---------- ESTRATTO FORNITO ----------
Altra parola irricevibile, se usata in questo
contesto.
Nessuno
nel mondo spera, tranne l’uomo.
Spera un ragazzo, di non essere interrogato
proprio quella mattina in latino;
spera
una ragazza che quel ragazzo si giri, la guardi e corrisponda in qualche modo
al suo batticuore;
spera
una madre che suo figlio cresca nel bene e non si abbandoni al male;
spera
un padre che il figlio trovi lavoro;
spera ciascuno di essere un po’ più felice,
quando si alza la mattina dal letto; spera il malato l’attimo prima di ricevere
l’anestesia per una operazione a cuore aperto (questa sì una speranza estrema).
Non spera un animale.
Un
animale ha istinti, bisogni fisiologici, non speranze.
La speranza è dell’uomo e solo dell’uomo (dico uomo, rivendicando
orgogliosamente il significato esteso di questo termine a comprendere tutti gli
esseri umani sia maschi che femmine!).
“Dell’ultima
foresta europea”: e qui il colpo di grazia! Oddio!
È rimasta
una sola foresta in tutta Europa?
Non ne sapevo niente, ma cosa aspettavo a svegliarmi (woke)?
Poi
vai a leggere l’articolo e incredibilmente viene fuori che si parla dell’ultima
(?) foresta primaria d’Europa, dove per primaria si intende intatta e non
“contaminata” da alcuna presenza umana.
Qualcosa
di simile alla giungla delle zone ancora inesplorate del nostro pianeta.
In cosa consisterebbe, allora, la speranza
contenuta nel grido di questa ultima foresta?
Che
l’uomo non la visiti mai.
Ed ecco che si chiude il cerchio. L’uomo è il
crudele aguzzino che fa urlare estremamente il pianeta.
L’articolo
contiene poi frasi di questo tenore:
“Finora [noi uomini] abbiamo pensato di essere
speciali, ma non lo siamo più di un picchio, che sfrutta l’energia del sole per
seccare le pigne che mangerà;
non
siamo la specie più efficiente, le formiche e le api sono in numero maggiore;
non siamo la specie più grande, forse siamo i
più popolari, il nostro problema è che finora non abbiamo “visto” la Natura [rigorosamente con la maiuscola], l’abbiamo solo usata, depredata,
rubata”.
---------- RIGHE DEL DATASET ----------
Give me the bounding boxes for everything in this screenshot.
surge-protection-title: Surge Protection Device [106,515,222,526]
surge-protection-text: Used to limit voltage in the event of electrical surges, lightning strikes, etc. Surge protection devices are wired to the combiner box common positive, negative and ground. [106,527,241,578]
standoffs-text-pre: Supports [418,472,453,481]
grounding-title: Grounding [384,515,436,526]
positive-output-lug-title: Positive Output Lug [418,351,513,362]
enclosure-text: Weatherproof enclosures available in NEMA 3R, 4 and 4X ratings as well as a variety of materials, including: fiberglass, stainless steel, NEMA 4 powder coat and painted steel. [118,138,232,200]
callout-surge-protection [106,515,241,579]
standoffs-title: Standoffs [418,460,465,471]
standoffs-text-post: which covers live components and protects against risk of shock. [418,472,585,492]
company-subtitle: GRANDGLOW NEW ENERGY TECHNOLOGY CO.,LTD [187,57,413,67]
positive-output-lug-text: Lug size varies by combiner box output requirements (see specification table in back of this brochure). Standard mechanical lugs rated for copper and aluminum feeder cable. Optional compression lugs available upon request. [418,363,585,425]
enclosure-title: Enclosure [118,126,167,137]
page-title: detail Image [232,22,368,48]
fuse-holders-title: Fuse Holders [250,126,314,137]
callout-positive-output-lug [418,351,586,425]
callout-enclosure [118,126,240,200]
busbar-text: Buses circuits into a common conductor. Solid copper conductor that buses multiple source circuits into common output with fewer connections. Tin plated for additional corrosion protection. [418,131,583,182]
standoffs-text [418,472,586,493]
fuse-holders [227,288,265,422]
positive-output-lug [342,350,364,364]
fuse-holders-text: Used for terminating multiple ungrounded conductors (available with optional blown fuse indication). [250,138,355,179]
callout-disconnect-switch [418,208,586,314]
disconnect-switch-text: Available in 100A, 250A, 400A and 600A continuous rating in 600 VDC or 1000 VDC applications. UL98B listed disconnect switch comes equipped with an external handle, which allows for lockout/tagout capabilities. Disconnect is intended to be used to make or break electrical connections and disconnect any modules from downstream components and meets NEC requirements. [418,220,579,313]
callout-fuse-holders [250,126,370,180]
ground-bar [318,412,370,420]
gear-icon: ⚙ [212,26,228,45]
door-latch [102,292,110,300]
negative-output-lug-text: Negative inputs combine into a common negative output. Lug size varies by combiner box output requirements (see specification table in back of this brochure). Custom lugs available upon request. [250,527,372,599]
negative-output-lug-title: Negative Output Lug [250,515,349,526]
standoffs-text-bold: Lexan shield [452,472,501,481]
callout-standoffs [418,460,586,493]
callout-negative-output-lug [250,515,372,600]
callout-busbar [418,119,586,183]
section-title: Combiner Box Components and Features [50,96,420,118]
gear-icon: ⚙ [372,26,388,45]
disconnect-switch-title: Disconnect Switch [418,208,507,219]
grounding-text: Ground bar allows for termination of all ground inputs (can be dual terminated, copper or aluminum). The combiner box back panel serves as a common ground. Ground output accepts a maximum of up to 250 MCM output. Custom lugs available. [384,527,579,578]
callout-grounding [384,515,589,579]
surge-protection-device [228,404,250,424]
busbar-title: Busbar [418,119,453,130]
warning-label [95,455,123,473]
----------
COMPITI ED ESERCIZI:
**a.** Nel testo sulla speranza, che cosa si intende per foresta primaria?
**b.** Ricopia dal testo sulla speranza tutto il brano che va da "Non ne sapevo" fino a "alcuna presenza umana.".

RISPOSTE IN ORDINE:
**a.** Una foresta intatta e non contaminata da alcuna presenza umana.

**b.**
Non ne sapevo niente, ma cosa aspettavo a svegliarmi (woke)?
Poi
vai a leggere l’articolo e incredibilmente viene fuori che si parla dell’ultima
(?) foresta primaria d’Europa, dove per primaria si intende intatta e non
“contaminata” da alcuna presenza umana.